Collected data:
═══

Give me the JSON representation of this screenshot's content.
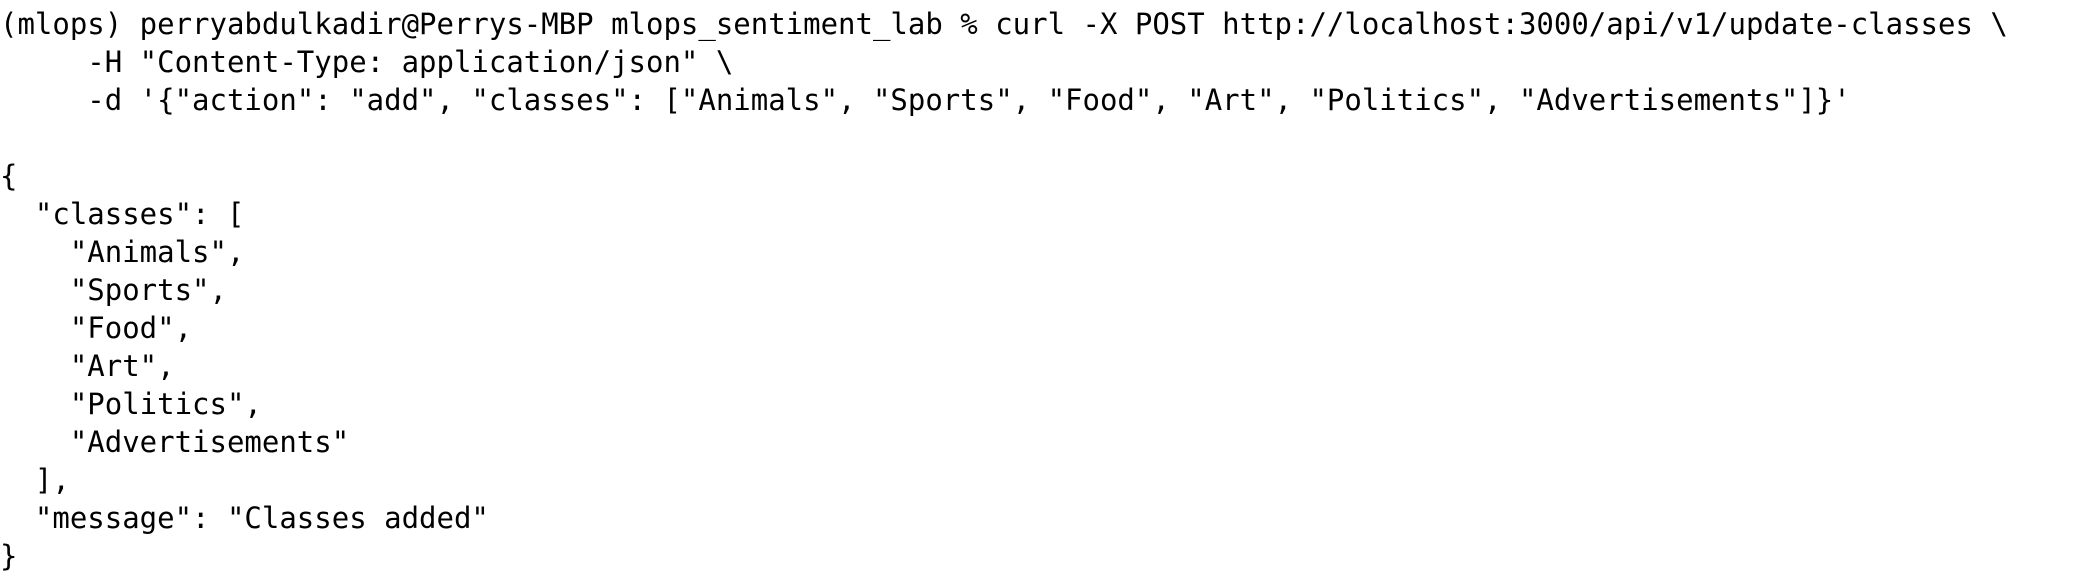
{
  "terminal": {
    "lines": [
      "(mlops) perryabdulkadir@Perrys-MBP mlops_sentiment_lab % curl -X POST http://localhost:3000/api/v1/update-classes \\",
      "     -H \"Content-Type: application/json\" \\",
      "     -d '{\"action\": \"add\", \"classes\": [\"Animals\", \"Sports\", \"Food\", \"Art\", \"Politics\", \"Advertisements\"]}'",
      "",
      "{",
      "  \"classes\": [",
      "    \"Animals\",",
      "    \"Sports\",",
      "    \"Food\",",
      "    \"Art\",",
      "    \"Politics\",",
      "    \"Advertisements\"",
      "  ],",
      "  \"message\": \"Classes added\"",
      "}"
    ]
  }
}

═══

**Instructions to follow**
Show all lines in the entries above where the word "Advertisements" appears.

**Exercise response**
      "     -d '{\"action\": \"add\", \"classes\": [\"Animals\", \"Sports\", \"Food\", \"Art\", \"Politics\", \"Advertisements\"]}'",
      "    \"Advertisements\"",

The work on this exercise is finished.